• Problem description:
Among the entries below, find the lines with "autocorrelation" and copy them.

Source data:

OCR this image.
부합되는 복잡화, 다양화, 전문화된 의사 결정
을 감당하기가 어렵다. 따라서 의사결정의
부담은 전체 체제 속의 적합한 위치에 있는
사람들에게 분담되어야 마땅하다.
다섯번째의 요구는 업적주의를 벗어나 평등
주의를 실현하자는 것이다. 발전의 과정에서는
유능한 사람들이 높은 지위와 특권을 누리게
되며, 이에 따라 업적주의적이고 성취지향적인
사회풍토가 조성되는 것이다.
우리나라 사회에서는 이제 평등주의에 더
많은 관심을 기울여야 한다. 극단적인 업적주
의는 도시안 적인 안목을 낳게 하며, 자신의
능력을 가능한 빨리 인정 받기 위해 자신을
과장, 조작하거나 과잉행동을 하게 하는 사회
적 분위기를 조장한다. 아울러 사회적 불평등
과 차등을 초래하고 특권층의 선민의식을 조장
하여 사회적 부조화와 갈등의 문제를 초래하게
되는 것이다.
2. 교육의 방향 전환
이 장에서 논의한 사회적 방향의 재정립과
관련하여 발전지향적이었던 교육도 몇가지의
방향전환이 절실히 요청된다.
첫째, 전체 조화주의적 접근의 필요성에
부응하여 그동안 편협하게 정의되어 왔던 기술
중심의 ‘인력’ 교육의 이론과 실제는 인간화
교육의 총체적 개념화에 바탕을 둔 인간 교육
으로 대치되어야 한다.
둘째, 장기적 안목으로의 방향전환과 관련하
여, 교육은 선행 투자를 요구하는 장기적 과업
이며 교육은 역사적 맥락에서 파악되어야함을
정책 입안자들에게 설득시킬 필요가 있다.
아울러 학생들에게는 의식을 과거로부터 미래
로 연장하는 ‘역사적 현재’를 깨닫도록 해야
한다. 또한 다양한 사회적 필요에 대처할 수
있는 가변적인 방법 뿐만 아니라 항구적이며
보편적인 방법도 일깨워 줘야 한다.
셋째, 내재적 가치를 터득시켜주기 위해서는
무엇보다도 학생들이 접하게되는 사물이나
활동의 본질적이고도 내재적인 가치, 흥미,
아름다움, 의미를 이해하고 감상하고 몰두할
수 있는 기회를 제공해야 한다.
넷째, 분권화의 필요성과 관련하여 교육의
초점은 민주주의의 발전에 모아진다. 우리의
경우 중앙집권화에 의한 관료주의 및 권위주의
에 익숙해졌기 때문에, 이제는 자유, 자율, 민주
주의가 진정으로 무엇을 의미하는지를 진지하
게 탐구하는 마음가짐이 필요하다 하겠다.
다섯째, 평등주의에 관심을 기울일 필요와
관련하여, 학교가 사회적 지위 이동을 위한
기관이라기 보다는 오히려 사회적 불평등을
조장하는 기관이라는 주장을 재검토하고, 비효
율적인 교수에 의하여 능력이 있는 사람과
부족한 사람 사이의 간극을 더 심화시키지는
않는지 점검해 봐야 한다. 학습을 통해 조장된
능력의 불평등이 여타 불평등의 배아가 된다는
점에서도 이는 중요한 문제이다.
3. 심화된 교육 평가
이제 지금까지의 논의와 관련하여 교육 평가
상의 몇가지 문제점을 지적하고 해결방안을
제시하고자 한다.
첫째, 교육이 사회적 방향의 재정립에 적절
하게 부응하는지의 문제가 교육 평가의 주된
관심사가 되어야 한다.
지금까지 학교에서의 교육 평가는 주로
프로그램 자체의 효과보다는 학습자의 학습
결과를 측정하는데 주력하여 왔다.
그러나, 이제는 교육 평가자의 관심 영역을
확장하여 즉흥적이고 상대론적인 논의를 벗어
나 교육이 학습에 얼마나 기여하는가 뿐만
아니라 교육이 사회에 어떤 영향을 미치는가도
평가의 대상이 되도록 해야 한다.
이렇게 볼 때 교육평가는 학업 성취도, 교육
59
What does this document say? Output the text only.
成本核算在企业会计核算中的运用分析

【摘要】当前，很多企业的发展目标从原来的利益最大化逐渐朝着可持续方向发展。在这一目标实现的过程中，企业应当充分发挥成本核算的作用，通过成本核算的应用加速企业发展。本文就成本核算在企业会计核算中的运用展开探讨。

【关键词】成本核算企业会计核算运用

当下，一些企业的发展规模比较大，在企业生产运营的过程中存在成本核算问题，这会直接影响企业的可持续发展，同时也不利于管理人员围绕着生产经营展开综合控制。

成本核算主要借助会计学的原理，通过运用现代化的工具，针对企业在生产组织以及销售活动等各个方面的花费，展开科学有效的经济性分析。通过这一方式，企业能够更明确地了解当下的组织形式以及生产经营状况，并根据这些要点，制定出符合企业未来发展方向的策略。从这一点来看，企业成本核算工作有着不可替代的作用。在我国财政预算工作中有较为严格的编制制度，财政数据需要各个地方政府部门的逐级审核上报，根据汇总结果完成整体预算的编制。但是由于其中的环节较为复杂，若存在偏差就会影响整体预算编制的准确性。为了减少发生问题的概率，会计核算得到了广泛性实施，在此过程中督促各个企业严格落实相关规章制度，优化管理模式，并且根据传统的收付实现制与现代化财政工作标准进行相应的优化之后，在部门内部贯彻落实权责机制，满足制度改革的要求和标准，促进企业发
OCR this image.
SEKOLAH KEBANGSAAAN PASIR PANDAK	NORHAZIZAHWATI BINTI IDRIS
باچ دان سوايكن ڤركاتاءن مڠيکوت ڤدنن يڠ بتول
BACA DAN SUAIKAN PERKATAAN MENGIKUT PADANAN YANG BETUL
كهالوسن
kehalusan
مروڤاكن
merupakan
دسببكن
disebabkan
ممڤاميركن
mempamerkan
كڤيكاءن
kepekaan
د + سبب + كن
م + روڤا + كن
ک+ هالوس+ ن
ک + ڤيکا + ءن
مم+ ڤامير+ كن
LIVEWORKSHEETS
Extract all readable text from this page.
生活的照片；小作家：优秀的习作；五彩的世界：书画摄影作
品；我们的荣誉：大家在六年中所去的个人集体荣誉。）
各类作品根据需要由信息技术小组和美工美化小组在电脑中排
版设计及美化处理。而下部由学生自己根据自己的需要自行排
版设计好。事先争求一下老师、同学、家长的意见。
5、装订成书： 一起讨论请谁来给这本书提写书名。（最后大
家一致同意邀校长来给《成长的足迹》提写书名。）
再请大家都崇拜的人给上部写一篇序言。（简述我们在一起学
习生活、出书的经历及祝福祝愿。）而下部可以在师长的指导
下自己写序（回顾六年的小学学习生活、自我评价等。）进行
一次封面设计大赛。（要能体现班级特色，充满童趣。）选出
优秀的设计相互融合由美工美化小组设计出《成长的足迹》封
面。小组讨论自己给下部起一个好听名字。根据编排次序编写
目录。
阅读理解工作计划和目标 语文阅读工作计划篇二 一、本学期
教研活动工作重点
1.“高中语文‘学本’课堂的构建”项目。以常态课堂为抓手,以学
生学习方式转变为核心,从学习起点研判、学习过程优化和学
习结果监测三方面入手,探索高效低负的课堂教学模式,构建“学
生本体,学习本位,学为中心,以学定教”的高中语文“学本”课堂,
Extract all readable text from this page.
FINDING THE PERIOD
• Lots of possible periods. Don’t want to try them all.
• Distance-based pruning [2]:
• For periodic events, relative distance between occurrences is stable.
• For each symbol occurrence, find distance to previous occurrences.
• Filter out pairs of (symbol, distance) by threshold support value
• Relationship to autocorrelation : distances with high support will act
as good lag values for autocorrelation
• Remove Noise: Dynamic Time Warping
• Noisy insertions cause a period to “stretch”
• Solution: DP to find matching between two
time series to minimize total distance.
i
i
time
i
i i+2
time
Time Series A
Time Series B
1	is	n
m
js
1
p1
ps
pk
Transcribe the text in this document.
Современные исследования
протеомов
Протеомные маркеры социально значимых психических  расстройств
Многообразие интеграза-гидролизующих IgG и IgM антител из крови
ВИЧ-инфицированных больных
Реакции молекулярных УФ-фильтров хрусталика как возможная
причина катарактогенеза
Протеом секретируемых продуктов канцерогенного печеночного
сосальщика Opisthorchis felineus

• Finished exercise:
• Relationship to autocorrelation : distances with high support will act
as good lag values for autocorrelation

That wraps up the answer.